▶ _What is required_: Skip all pictures, then print the remaining material exactly.

▶ _Dataset content_:
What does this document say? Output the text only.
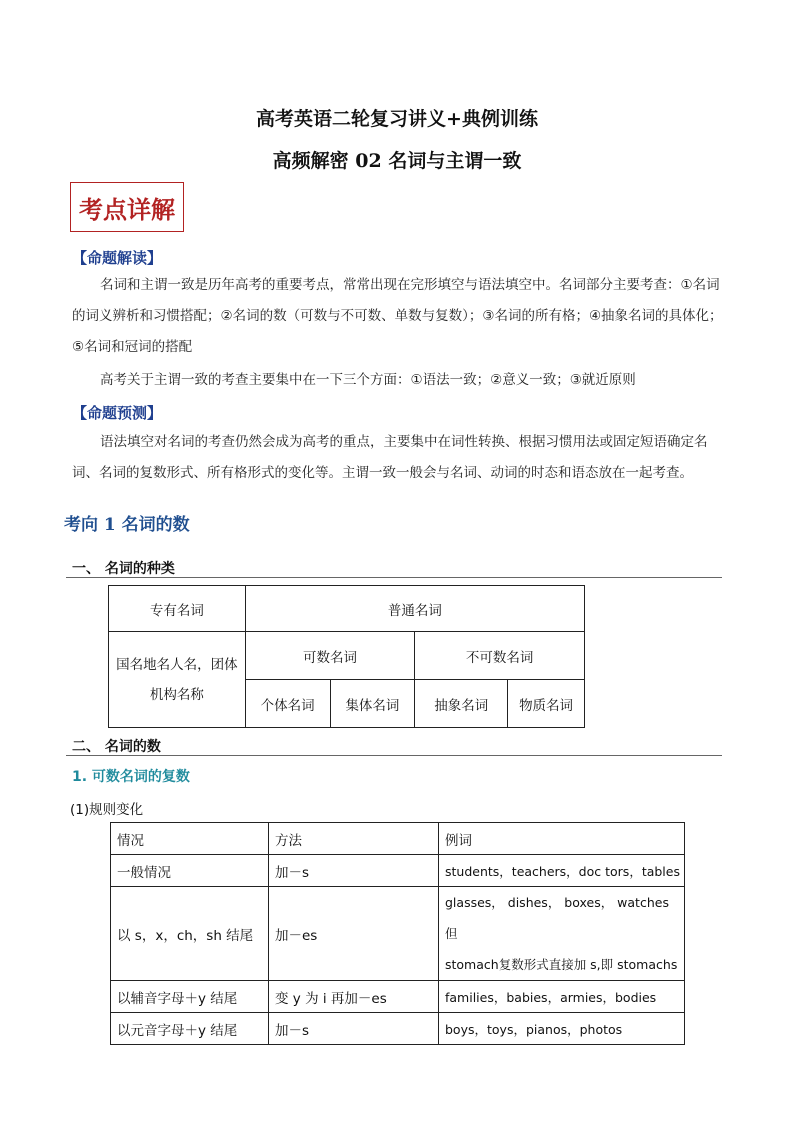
高考英语二轮复习讲义+典例训练
高频解密 02 名词与主谓一致
考点详解
【命题解读】
名词和主谓一致是历年高考的重要考点，常常出现在完形填空与语法填空中。名词部分主要考查：①名词的词义辨析和习惯搭配；②名词的数（可数与不可数、单数与复数）；③名词的所有格；④抽象名词的具体化；⑤名词和冠词的搭配
高考关于主谓一致的考查主要集中在一下三个方面：①语法一致；②意义一致；③就近原则
【命题预测】
语法填空对名词的考查仍然会成为高考的重点，主要集中在词性转换、根据习惯用法或固定短语确定名词、名词的复数形式、所有格形式的变化等。主谓一致一般会与名词、动词的时态和语态放在一起考查。
考向 1 名词的数
一、 名词的种类
专有名词	普通名词			

国名地名人名，团体
机构名称	可数名词		不可数名词	
	个体名词	集体名词	抽象名词	物质名词
二、 名词的数
1. 可数名词的复数
(1)规则变化
情况	方法	例词
一般情况	加－s	students，teachers，doc tors，tables
以 s，x，ch，sh 结尾	加－es	glasses， dishes， boxes， watches 但
stomach复数形式直接加 s,即 stomachs

以辅音字母＋y 结尾	变 y 为 i 再加－es	families，babies，armies，bodies
以元音字母＋y 结尾	加－s	boys，toys，pianos，photos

▶ _Written solution_:
What does this document say? Output the text only.
高考英语二轮复习讲义+典例训练
高频解密 02 名词与主谓一致
考点详解
【命题解读】
名词和主谓一致是历年高考的重要考点，常常出现在完形填空与语法填空中。名词部分主要考查：①名词的词义辨析和习惯搭配；②名词的数（可数与不可数、单数与复数）；③名词的所有格；④抽象名词的具体化；⑤名词和冠词的搭配
高考关于主谓一致的考查主要集中在一下三个方面：①语法一致；②意义一致；③就近原则
【命题预测】
语法填空对名词的考查仍然会成为高考的重点，主要集中在词性转换、根据习惯用法或固定短语确定名词、名词的复数形式、所有格形式的变化等。主谓一致一般会与名词、动词的时态和语态放在一起考查。
考向 1 名词的数
一、 名词的种类
专有名词	普通名词			

国名地名人名，团体
机构名称	可数名词		不可数名词	
	个体名词	集体名词	抽象名词	物质名词
二、 名词的数
1. 可数名词的复数
(1)规则变化
情况	方法	例词
一般情况	加－s	students，teachers，doc tors，tables
以 s，x，ch，sh 结尾	加－es	glasses， dishes， boxes， watches 但
stomach复数形式直接加 s,即 stomachs

以辅音字母＋y 结尾	变 y 为 i 再加－es	families，babies，armies，bodies
以元音字母＋y 结尾	加－s	boys，toys，pianos，photos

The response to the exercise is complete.